DATA FOR THIS EXERCISE:

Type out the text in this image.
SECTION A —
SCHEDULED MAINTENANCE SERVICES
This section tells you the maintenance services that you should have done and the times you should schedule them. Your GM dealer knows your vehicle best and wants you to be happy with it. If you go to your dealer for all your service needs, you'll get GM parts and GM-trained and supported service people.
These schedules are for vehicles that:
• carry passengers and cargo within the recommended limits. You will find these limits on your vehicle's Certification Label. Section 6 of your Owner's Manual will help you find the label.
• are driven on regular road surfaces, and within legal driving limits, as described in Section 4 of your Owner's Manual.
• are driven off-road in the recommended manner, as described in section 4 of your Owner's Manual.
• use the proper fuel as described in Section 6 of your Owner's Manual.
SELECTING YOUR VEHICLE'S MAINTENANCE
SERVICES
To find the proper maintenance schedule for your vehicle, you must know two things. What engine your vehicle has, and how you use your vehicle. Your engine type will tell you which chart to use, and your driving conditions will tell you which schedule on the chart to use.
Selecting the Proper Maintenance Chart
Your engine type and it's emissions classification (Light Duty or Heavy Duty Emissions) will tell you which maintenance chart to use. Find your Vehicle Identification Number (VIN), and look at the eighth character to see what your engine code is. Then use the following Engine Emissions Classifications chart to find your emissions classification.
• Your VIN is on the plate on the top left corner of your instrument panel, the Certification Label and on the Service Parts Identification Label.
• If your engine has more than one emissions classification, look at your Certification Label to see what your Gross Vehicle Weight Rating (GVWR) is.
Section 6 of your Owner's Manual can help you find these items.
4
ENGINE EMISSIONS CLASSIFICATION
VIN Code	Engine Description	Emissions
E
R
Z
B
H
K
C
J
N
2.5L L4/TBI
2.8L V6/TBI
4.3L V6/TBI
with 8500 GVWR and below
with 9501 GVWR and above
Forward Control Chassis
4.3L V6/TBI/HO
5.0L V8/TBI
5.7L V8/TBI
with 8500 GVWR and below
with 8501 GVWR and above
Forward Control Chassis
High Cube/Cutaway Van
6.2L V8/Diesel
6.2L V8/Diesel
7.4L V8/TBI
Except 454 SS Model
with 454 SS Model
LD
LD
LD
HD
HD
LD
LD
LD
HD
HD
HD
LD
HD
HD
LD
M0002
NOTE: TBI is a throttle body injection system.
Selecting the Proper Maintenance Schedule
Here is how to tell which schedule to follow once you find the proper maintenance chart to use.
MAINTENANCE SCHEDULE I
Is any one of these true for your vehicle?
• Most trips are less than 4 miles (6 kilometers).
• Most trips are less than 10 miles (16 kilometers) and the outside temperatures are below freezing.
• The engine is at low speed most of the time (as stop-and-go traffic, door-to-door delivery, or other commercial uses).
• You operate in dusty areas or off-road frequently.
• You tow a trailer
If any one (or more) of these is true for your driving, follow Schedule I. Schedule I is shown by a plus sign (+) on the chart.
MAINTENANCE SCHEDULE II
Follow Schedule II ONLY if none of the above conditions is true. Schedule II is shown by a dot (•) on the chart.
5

DIRECTION:
Find every line holding the word "above"; give their count and nothing else.

RESULT FOR THIS EXERCISE:
3